Given instruction:
Copy the records from their start through the line containing "y-tick-label: 0.5 xyxy=(29,232,42,242)", changing "bounding boxes" to "box coordinates" and keeping everything else the same.

----------

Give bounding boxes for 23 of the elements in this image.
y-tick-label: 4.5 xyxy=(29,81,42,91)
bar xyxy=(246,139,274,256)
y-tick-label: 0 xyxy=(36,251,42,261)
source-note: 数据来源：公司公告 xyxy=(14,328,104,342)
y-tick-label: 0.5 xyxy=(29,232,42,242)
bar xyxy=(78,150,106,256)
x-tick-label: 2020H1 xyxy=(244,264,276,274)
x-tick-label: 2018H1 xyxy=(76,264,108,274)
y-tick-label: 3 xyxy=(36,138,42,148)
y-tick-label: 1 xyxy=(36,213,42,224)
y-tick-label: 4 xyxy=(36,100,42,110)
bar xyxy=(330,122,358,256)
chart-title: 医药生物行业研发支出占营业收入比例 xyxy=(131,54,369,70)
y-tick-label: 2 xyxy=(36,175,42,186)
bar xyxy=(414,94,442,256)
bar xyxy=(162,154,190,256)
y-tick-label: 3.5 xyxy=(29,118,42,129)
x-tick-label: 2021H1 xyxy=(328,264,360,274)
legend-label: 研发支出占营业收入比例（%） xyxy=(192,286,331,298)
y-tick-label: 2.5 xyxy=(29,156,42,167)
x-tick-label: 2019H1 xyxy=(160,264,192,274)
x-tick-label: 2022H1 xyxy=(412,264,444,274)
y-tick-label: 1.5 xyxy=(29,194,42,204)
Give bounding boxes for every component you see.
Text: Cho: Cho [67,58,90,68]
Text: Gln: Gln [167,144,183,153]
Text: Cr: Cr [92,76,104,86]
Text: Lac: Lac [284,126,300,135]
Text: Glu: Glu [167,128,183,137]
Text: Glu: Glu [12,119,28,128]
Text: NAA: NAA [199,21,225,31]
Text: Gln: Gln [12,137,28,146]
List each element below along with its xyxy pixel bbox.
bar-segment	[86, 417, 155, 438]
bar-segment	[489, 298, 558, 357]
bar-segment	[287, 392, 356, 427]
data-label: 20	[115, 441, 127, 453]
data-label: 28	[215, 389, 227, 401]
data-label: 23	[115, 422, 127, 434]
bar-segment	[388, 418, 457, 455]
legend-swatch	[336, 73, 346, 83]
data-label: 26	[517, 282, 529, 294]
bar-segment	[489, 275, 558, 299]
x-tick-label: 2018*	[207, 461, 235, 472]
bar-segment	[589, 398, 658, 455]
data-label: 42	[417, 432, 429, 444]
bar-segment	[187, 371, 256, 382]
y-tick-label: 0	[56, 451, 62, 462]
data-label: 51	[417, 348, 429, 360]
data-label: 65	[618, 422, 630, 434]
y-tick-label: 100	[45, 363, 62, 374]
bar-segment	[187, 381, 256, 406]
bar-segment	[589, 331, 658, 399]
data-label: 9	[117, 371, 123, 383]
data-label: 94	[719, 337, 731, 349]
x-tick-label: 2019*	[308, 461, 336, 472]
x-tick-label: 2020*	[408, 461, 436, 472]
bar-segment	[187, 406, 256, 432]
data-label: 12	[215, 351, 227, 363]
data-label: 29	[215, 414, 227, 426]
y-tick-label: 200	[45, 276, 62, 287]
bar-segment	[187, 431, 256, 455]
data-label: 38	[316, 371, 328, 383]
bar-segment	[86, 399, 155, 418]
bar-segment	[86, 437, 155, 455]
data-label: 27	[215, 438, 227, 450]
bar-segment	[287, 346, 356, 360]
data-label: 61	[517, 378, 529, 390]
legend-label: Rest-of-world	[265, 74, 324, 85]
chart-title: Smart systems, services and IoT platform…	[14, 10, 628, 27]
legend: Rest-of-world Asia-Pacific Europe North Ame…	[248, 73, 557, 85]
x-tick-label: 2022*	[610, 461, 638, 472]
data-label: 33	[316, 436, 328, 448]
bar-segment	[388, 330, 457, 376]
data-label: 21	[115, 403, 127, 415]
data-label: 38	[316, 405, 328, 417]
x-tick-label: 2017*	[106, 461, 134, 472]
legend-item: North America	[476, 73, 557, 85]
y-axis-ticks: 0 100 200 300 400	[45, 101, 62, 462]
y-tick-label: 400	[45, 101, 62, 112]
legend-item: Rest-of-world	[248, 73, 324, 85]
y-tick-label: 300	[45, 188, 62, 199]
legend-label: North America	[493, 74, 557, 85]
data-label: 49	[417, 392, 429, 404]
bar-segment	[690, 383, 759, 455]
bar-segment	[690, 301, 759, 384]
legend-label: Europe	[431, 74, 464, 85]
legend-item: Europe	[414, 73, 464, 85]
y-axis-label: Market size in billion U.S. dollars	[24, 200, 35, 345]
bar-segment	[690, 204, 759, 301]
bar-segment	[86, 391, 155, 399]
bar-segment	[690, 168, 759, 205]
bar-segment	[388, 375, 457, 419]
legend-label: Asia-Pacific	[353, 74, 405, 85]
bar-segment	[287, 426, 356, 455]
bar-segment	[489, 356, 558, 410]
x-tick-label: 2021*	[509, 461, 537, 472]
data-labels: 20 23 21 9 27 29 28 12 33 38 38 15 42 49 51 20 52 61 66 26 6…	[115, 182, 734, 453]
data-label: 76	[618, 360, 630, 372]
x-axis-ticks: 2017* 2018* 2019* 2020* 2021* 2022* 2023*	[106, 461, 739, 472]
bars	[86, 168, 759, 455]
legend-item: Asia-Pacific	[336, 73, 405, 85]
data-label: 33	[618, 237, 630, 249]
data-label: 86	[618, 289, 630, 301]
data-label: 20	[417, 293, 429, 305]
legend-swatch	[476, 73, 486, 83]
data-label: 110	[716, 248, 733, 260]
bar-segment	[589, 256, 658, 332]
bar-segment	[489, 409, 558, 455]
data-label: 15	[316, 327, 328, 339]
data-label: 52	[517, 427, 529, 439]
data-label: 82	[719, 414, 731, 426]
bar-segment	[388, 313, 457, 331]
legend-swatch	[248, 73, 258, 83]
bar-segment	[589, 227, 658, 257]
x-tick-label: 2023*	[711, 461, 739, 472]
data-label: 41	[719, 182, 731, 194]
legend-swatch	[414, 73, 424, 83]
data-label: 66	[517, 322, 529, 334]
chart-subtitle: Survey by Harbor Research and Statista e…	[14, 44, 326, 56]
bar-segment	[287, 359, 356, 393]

----------

Task answer:
Give box coordinates for 23 of the elements in this image.
y-tick-label: 4.5 xyxy=(29,81,42,91)
bar xyxy=(246,139,274,256)
y-tick-label: 0 xyxy=(36,251,42,261)
source-note: 数据来源：公司公告 xyxy=(14,328,104,342)
y-tick-label: 0.5 xyxy=(29,232,42,242)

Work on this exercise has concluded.